TASK TO CARRY OUT: Reproduce all of the data that follows, character for character.

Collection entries
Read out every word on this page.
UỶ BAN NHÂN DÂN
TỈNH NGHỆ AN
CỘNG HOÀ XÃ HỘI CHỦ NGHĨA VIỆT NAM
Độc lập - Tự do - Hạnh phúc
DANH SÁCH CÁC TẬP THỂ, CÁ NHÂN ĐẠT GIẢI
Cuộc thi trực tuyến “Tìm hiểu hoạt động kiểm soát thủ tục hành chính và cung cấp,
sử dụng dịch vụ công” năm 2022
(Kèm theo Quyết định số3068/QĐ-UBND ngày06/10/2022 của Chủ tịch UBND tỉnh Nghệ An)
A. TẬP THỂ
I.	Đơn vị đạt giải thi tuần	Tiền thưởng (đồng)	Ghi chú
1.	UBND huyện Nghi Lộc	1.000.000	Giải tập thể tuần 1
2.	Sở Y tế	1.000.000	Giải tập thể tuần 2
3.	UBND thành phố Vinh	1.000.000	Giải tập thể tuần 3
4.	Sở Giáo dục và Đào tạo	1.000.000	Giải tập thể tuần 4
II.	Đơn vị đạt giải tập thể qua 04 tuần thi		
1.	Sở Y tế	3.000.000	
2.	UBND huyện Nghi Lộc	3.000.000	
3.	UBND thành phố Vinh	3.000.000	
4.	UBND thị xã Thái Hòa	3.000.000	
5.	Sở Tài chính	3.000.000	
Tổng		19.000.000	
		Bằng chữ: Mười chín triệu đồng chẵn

SOLUTION FOR THIS TASK:
Read out every word on this page.
UỶ BAN NHÂN DÂN
TỈNH NGHỆ AN
CỘNG HOÀ XÃ HỘI CHỦ NGHĨA VIỆT NAM
Độc lập - Tự do - Hạnh phúc
DANH SÁCH CÁC TẬP THỂ, CÁ NHÂN ĐẠT GIẢI
Cuộc thi trực tuyến “Tìm hiểu hoạt động kiểm soát thủ tục hành chính và cung cấp,
sử dụng dịch vụ công” năm 2022
(Kèm theo Quyết định số3068/QĐ-UBND ngày06/10/2022 của Chủ tịch UBND tỉnh Nghệ An)
A. TẬP THỂ
I.	Đơn vị đạt giải thi tuần	Tiền thưởng (đồng)	Ghi chú
1.	UBND huyện Nghi Lộc	1.000.000	Giải tập thể tuần 1
2.	Sở Y tế	1.000.000	Giải tập thể tuần 2
3.	UBND thành phố Vinh	1.000.000	Giải tập thể tuần 3
4.	Sở Giáo dục và Đào tạo	1.000.000	Giải tập thể tuần 4
II.	Đơn vị đạt giải tập thể qua 04 tuần thi		
1.	Sở Y tế	3.000.000	
2.	UBND huyện Nghi Lộc	3.000.000	
3.	UBND thành phố Vinh	3.000.000	
4.	UBND thị xã Thái Hòa	3.000.000	
5.	Sở Tài chính	3.000.000	
Tổng		19.000.000	
		Bằng chữ: Mười chín triệu đồng chẵn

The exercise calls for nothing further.